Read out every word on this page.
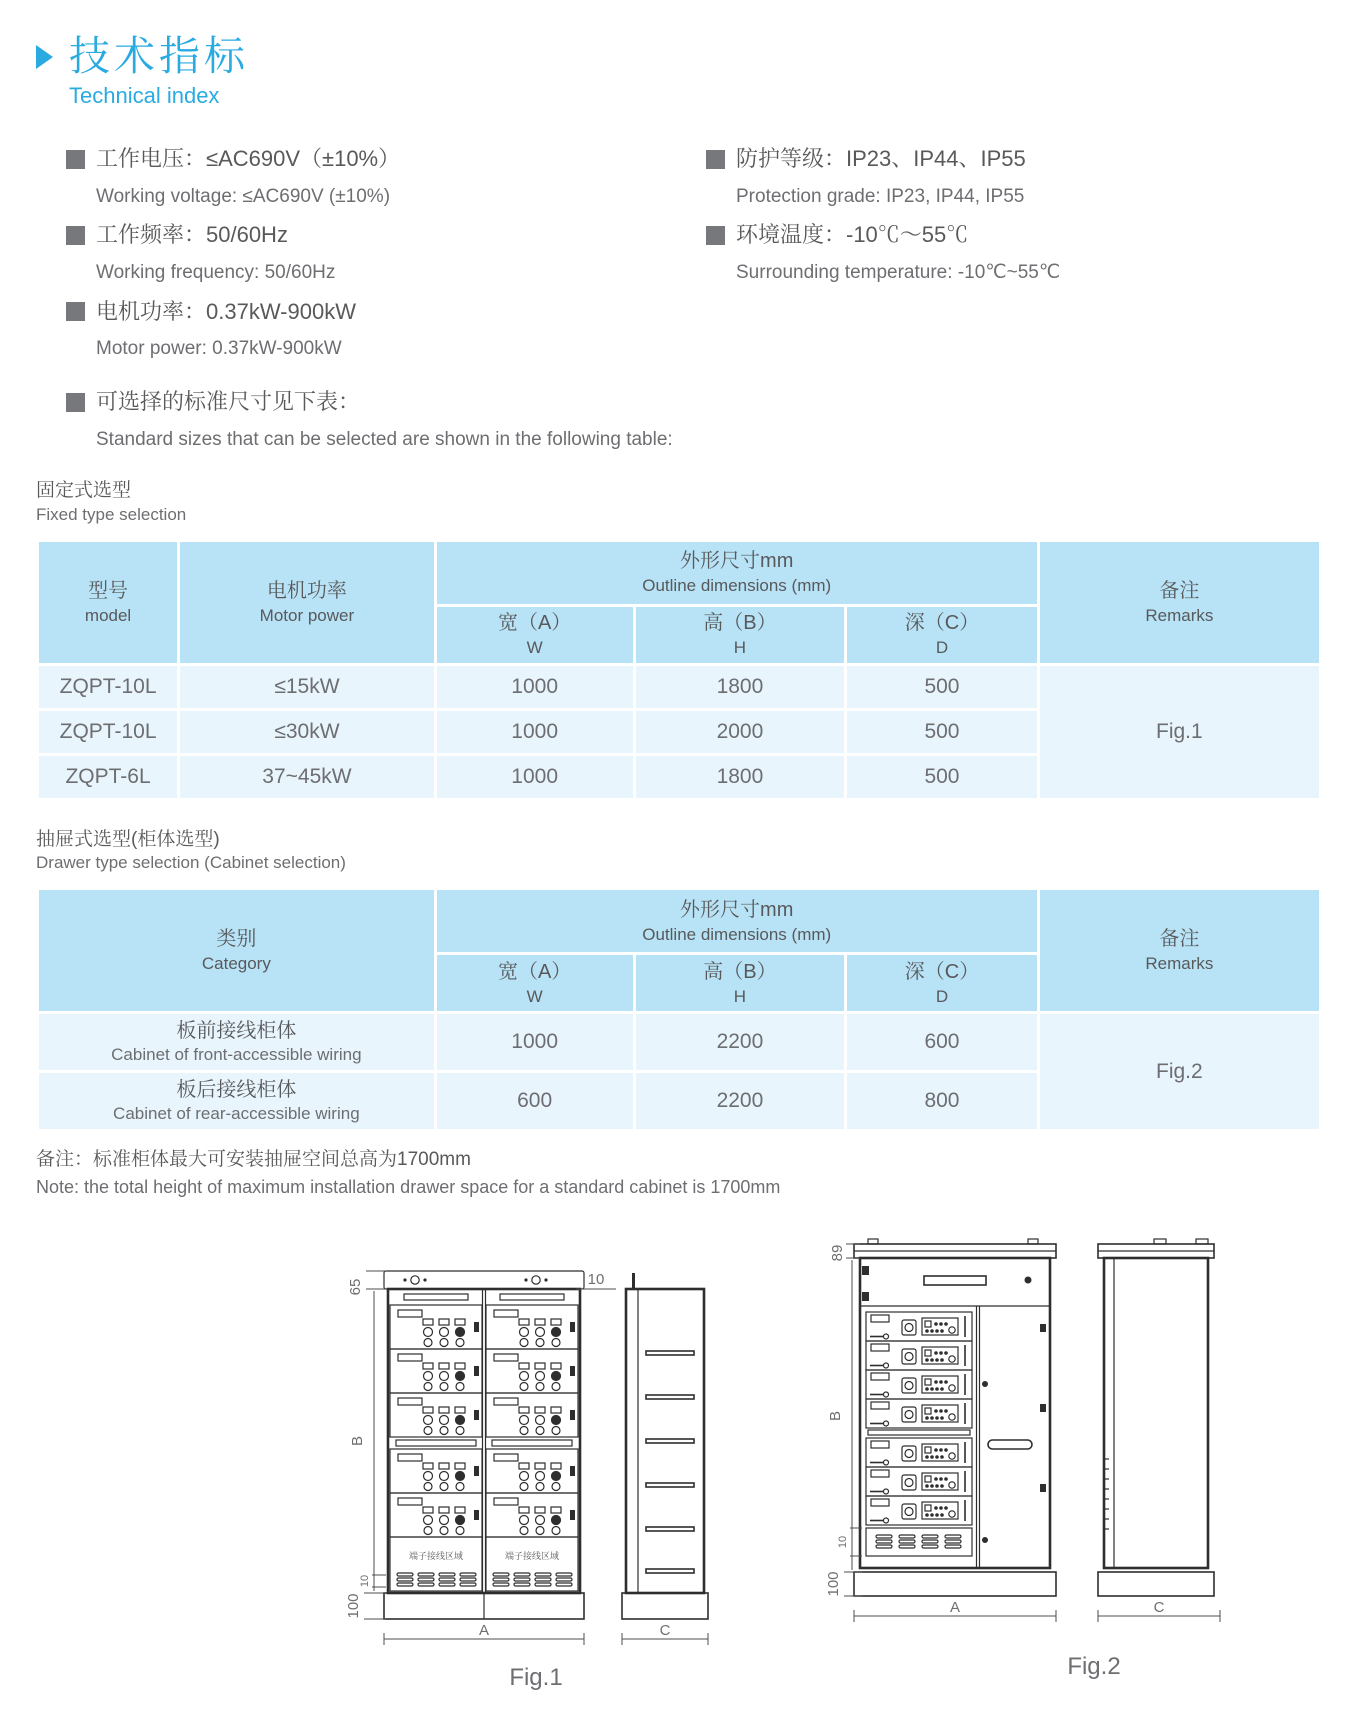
技术指标
Technical index
工作电压：≤AC690V（±10%）
Working voltage: ≤AC690V (±10%)
工作频率：50/60Hz
Working frequency: 50/60Hz
电机功率：0.37kW-900kW
Motor power: 0.37kW-900kW
防护等级：IP23、IP44、IP55
Protection grade: IP23, IP44, IP55
环境温度：-10℃～55℃
Surrounding temperature: -10℃~55℃
可选择的标准尺寸见下表：
Standard sizes that can be selected are shown in the following table:
固定式选型
Fixed type selection
型号
model

电机功率
Motor power

外形尺寸mm
Outline dimensions (mm)	备注
Remarks

宽（A）
W

高（B）
H

深（C）
D

ZQPT-10L	≤15kW	1000	1800	500	Fig.1
ZQPT-10L	≤30kW	1000	2000	500	
ZQPT-6L	37~45kW	1000	1800	500	
抽屉式选型(柜体选型)
Drawer type selection (Cabinet selection)
类别
Category

外形尺寸mm
Outline dimensions (mm)	备注
Remarks

宽（A）
W

高（B）
H

深（C）
D

板前接线柜体
Cabinet of front-accessible wiring	1000	2200	600	Fig.2

板后接线柜体
Cabinet of rear-accessible wiring	600	2200	800	
备注：标准柜体最大可安装抽屉空间总高为1700mm
Note: the total height of maximum installation drawer space for a standard cabinet is 1700mm
端子接线区域	端子接线区域
65
B
10
100
10
A	C
Fig.1
89
B
10
100
A	C
Fig.2
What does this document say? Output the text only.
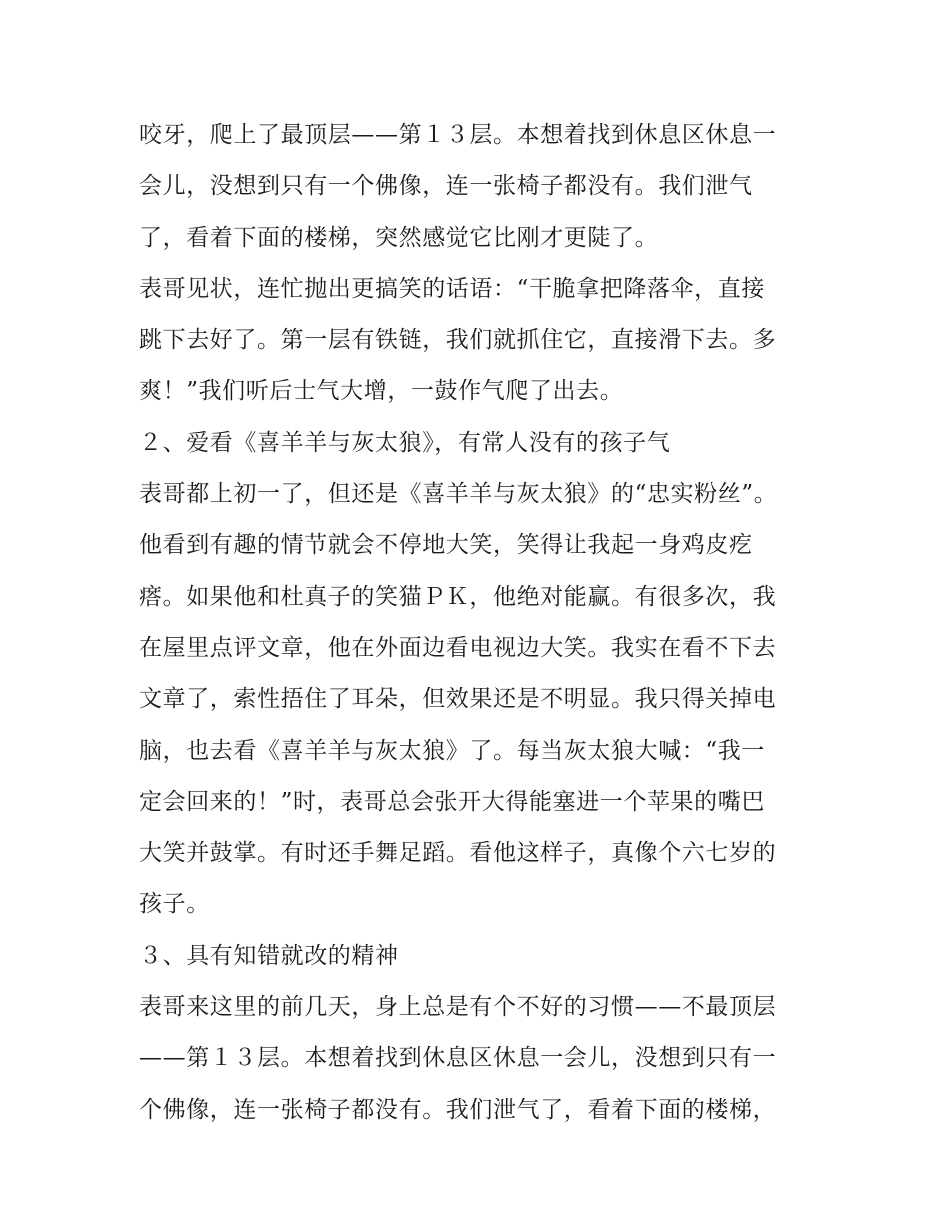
咬牙，爬上了最顶层——第１３层。本想着找到休息区休息一
会儿，没想到只有一个佛像，连一张椅子都没有。我们泄气
了，看着下面的楼梯，突然感觉它比刚才更陡了。
表哥见状，连忙抛出更搞笑的话语：“干脆拿把降落伞，直接
跳下去好了。第一层有铁链，我们就抓住它，直接滑下去。多
爽！”我们听后士气大增，一鼓作气爬了出去。
２、爱看《喜羊羊与灰太狼》，有常人没有的孩子气
表哥都上初一了，但还是《喜羊羊与灰太狼》的“忠实粉丝”。
他看到有趣的情节就会不停地大笑，笑得让我起一身鸡皮疙
瘩。如果他和杜真子的笑猫ＰＫ，他绝对能赢。有很多次，我
在屋里点评文章，他在外面边看电视边大笑。我实在看不下去
文章了，索性捂住了耳朵，但效果还是不明显。我只得关掉电
脑，也去看《喜羊羊与灰太狼》了。每当灰太狼大喊：“我一
定会回来的！”时，表哥总会张开大得能塞进一个苹果的嘴巴
大笑并鼓掌。有时还手舞足蹈。看他这样子，真像个六七岁的
孩子。
３、具有知错就改的精神
表哥来这里的前几天，身上总是有个不好的习惯——不最顶层
——第１３层。本想着找到休息区休息一会儿，没想到只有一
个佛像，连一张椅子都没有。我们泄气了，看着下面的楼梯，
++++++
Output, exactly, all the records above; include no pictures.

- **EXERCISE SOLUTION**:
Read out every word on this page.
技术指标
Technical index
工作电压：≤AC690V（±10%）
Working voltage: ≤AC690V (±10%)
工作频率：50/60Hz
Working frequency: 50/60Hz
电机功率：0.37kW-900kW
Motor power: 0.37kW-900kW
防护等级：IP23、IP44、IP55
Protection grade: IP23, IP44, IP55
环境温度：-10℃～55℃
Surrounding temperature: -10℃~55℃
可选择的标准尺寸见下表：
Standard sizes that can be selected are shown in the following table:
固定式选型
Fixed type selection
型号
model

电机功率
Motor power

外形尺寸mm
Outline dimensions (mm)	备注
Remarks

宽（A）
W

高（B）
H

深（C）
D

ZQPT-10L	≤15kW	1000	1800	500	Fig.1
ZQPT-10L	≤30kW	1000	2000	500	
ZQPT-6L	37~45kW	1000	1800	500	
抽屉式选型(柜体选型)
Drawer type selection (Cabinet selection)
类别
Category

外形尺寸mm
Outline dimensions (mm)	备注
Remarks

宽（A）
W

高（B）
H

深（C）
D

板前接线柜体
Cabinet of front-accessible wiring	1000	2200	600	Fig.2

板后接线柜体
Cabinet of rear-accessible wiring	600	2200	800	
备注：标准柜体最大可安装抽屉空间总高为1700mm
Note: the total height of maximum installation drawer space for a standard cabinet is 1700mm
端子接线区域	端子接线区域
65
B
10
100
10
A	C
Fig.1
89
B
10
100
A	C
Fig.2
What does this document say? Output the text only.
咬牙，爬上了最顶层——第１３层。本想着找到休息区休息一
会儿，没想到只有一个佛像，连一张椅子都没有。我们泄气
了，看着下面的楼梯，突然感觉它比刚才更陡了。
表哥见状，连忙抛出更搞笑的话语：“干脆拿把降落伞，直接
跳下去好了。第一层有铁链，我们就抓住它，直接滑下去。多
爽！”我们听后士气大增，一鼓作气爬了出去。
２、爱看《喜羊羊与灰太狼》，有常人没有的孩子气
表哥都上初一了，但还是《喜羊羊与灰太狼》的“忠实粉丝”。
他看到有趣的情节就会不停地大笑，笑得让我起一身鸡皮疙
瘩。如果他和杜真子的笑猫ＰＫ，他绝对能赢。有很多次，我
在屋里点评文章，他在外面边看电视边大笑。我实在看不下去
文章了，索性捂住了耳朵，但效果还是不明显。我只得关掉电
脑，也去看《喜羊羊与灰太狼》了。每当灰太狼大喊：“我一
定会回来的！”时，表哥总会张开大得能塞进一个苹果的嘴巴
大笑并鼓掌。有时还手舞足蹈。看他这样子，真像个六七岁的
孩子。
３、具有知错就改的精神
表哥来这里的前几天，身上总是有个不好的习惯——不最顶层
——第１３层。本想着找到休息区休息一会儿，没想到只有一
个佛像，连一张椅子都没有。我们泄气了，看着下面的楼梯，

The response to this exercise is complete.